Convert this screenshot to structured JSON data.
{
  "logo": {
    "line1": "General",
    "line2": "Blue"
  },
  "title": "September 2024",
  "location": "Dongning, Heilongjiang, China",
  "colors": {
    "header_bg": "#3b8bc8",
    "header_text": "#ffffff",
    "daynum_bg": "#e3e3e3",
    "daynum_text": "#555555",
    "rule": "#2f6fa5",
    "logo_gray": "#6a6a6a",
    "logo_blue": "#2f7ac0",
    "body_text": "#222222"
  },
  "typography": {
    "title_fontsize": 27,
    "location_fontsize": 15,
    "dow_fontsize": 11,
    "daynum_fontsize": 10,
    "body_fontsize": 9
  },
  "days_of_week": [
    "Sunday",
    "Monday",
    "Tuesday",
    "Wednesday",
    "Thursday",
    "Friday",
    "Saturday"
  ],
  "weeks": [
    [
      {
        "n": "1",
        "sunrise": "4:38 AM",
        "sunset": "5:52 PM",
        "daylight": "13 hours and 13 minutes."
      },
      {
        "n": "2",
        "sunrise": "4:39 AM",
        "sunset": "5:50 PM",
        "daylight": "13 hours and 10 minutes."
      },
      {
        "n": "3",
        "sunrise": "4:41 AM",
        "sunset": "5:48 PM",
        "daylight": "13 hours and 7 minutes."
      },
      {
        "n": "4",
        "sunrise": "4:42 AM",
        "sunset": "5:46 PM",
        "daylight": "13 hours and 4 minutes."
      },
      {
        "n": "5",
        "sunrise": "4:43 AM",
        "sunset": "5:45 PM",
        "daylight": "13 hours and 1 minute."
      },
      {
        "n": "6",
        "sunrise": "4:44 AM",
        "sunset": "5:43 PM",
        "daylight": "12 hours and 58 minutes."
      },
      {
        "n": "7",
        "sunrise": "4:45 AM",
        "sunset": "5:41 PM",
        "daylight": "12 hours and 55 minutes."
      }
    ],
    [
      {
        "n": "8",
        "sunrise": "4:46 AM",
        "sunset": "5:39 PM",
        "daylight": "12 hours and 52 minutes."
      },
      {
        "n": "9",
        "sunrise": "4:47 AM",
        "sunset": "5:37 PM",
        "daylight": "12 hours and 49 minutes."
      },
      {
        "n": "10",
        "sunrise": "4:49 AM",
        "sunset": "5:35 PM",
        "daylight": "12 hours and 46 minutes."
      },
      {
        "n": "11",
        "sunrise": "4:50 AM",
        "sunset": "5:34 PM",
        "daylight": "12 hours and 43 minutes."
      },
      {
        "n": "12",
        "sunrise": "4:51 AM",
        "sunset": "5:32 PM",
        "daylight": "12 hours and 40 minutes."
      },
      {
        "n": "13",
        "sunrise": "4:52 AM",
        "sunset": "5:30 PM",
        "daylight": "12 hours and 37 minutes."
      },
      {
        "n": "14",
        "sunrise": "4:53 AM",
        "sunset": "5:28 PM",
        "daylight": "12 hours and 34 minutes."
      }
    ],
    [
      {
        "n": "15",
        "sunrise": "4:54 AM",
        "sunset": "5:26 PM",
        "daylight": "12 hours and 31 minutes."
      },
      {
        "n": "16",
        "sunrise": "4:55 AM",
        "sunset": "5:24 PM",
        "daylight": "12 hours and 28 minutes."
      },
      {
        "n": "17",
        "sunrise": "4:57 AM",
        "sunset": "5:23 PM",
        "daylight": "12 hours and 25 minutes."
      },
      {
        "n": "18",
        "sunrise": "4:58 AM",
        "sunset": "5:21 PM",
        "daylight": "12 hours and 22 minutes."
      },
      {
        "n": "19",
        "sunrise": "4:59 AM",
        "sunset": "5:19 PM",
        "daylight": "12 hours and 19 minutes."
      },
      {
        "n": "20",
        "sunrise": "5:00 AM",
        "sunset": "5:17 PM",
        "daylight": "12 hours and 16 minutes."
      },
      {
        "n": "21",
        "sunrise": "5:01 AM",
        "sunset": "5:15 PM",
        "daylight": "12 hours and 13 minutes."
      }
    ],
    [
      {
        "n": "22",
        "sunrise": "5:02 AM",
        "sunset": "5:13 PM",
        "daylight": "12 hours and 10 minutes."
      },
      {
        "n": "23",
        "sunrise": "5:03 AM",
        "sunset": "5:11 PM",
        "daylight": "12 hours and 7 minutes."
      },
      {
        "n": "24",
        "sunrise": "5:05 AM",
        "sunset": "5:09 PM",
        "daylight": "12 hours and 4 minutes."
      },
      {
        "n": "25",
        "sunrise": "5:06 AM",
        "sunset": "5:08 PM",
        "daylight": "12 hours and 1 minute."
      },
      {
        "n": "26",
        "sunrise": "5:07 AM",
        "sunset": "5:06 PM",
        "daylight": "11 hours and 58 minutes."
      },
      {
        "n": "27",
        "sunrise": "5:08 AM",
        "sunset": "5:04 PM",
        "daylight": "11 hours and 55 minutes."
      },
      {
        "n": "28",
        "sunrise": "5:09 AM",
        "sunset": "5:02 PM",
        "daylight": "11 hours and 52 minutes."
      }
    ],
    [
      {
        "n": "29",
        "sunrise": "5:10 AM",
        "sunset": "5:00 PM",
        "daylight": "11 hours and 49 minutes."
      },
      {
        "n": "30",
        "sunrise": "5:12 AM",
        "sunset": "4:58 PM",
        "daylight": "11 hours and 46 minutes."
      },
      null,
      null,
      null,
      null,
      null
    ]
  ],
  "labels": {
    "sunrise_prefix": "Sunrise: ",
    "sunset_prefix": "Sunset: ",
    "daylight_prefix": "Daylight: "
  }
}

☆ ☆ ☆ ☆ ☆ ☆ ☆

**Problem details**: The records above should all be quoted exactly, please.

**Task result**:
Convert this screenshot to structured JSON data.
{
  "logo": {
    "line1": "General",
    "line2": "Blue"
  },
  "title": "September 2024",
  "location": "Dongning, Heilongjiang, China",
  "colors": {
    "header_bg": "#3b8bc8",
    "header_text": "#ffffff",
    "daynum_bg": "#e3e3e3",
    "daynum_text": "#555555",
    "rule": "#2f6fa5",
    "logo_gray": "#6a6a6a",
    "logo_blue": "#2f7ac0",
    "body_text": "#222222"
  },
  "typography": {
    "title_fontsize": 27,
    "location_fontsize": 15,
    "dow_fontsize": 11,
    "daynum_fontsize": 10,
    "body_fontsize": 9
  },
  "days_of_week": [
    "Sunday",
    "Monday",
    "Tuesday",
    "Wednesday",
    "Thursday",
    "Friday",
    "Saturday"
  ],
  "weeks": [
    [
      {
        "n": "1",
        "sunrise": "4:38 AM",
        "sunset": "5:52 PM",
        "daylight": "13 hours and 13 minutes."
      },
      {
        "n": "2",
        "sunrise": "4:39 AM",
        "sunset": "5:50 PM",
        "daylight": "13 hours and 10 minutes."
      },
      {
        "n": "3",
        "sunrise": "4:41 AM",
        "sunset": "5:48 PM",
        "daylight": "13 hours and 7 minutes."
      },
      {
        "n": "4",
        "sunrise": "4:42 AM",
        "sunset": "5:46 PM",
        "daylight": "13 hours and 4 minutes."
      },
      {
        "n": "5",
        "sunrise": "4:43 AM",
        "sunset": "5:45 PM",
        "daylight": "13 hours and 1 minute."
      },
      {
        "n": "6",
        "sunrise": "4:44 AM",
        "sunset": "5:43 PM",
        "daylight": "12 hours and 58 minutes."
      },
      {
        "n": "7",
        "sunrise": "4:45 AM",
        "sunset": "5:41 PM",
        "daylight": "12 hours and 55 minutes."
      }
    ],
    [
      {
        "n": "8",
        "sunrise": "4:46 AM",
        "sunset": "5:39 PM",
        "daylight": "12 hours and 52 minutes."
      },
      {
        "n": "9",
        "sunrise": "4:47 AM",
        "sunset": "5:37 PM",
        "daylight": "12 hours and 49 minutes."
      },
      {
        "n": "10",
        "sunrise": "4:49 AM",
        "sunset": "5:35 PM",
        "daylight": "12 hours and 46 minutes."
      },
      {
        "n": "11",
        "sunrise": "4:50 AM",
        "sunset": "5:34 PM",
        "daylight": "12 hours and 43 minutes."
      },
      {
        "n": "12",
        "sunrise": "4:51 AM",
        "sunset": "5:32 PM",
        "daylight": "12 hours and 40 minutes."
      },
      {
        "n": "13",
        "sunrise": "4:52 AM",
        "sunset": "5:30 PM",
        "daylight": "12 hours and 37 minutes."
      },
      {
        "n": "14",
        "sunrise": "4:53 AM",
        "sunset": "5:28 PM",
        "daylight": "12 hours and 34 minutes."
      }
    ],
    [
      {
        "n": "15",
        "sunrise": "4:54 AM",
        "sunset": "5:26 PM",
        "daylight": "12 hours and 31 minutes."
      },
      {
        "n": "16",
        "sunrise": "4:55 AM",
        "sunset": "5:24 PM",
        "daylight": "12 hours and 28 minutes."
      },
      {
        "n": "17",
        "sunrise": "4:57 AM",
        "sunset": "5:23 PM",
        "daylight": "12 hours and 25 minutes."
      },
      {
        "n": "18",
        "sunrise": "4:58 AM",
        "sunset": "5:21 PM",
        "daylight": "12 hours and 22 minutes."
      },
      {
        "n": "19",
        "sunrise": "4:59 AM",
        "sunset": "5:19 PM",
        "daylight": "12 hours and 19 minutes."
      },
      {
        "n": "20",
        "sunrise": "5:00 AM",
        "sunset": "5:17 PM",
        "daylight": "12 hours and 16 minutes."
      },
      {
        "n": "21",
        "sunrise": "5:01 AM",
        "sunset": "5:15 PM",
        "daylight": "12 hours and 13 minutes."
      }
    ],
    [
      {
        "n": "22",
        "sunrise": "5:02 AM",
        "sunset": "5:13 PM",
        "daylight": "12 hours and 10 minutes."
      },
      {
        "n": "23",
        "sunrise": "5:03 AM",
        "sunset": "5:11 PM",
        "daylight": "12 hours and 7 minutes."
      },
      {
        "n": "24",
        "sunrise": "5:05 AM",
        "sunset": "5:09 PM",
        "daylight": "12 hours and 4 minutes."
      },
      {
        "n": "25",
        "sunrise": "5:06 AM",
        "sunset": "5:08 PM",
        "daylight": "12 hours and 1 minute."
      },
      {
        "n": "26",
        "sunrise": "5:07 AM",
        "sunset": "5:06 PM",
        "daylight": "11 hours and 58 minutes."
      },
      {
        "n": "27",
        "sunrise": "5:08 AM",
        "sunset": "5:04 PM",
        "daylight": "11 hours and 55 minutes."
      },
      {
        "n": "28",
        "sunrise": "5:09 AM",
        "sunset": "5:02 PM",
        "daylight": "11 hours and 52 minutes."
      }
    ],
    [
      {
        "n": "29",
        "sunrise": "5:10 AM",
        "sunset": "5:00 PM",
        "daylight": "11 hours and 49 minutes."
      },
      {
        "n": "30",
        "sunrise": "5:12 AM",
        "sunset": "4:58 PM",
        "daylight": "11 hours and 46 minutes."
      },
      null,
      null,
      null,
      null,
      null
    ]
  ],
  "labels": {
    "sunrise_prefix": "Sunrise: ",
    "sunset_prefix": "Sunset: ",
    "daylight_prefix": "Daylight: "
  }
}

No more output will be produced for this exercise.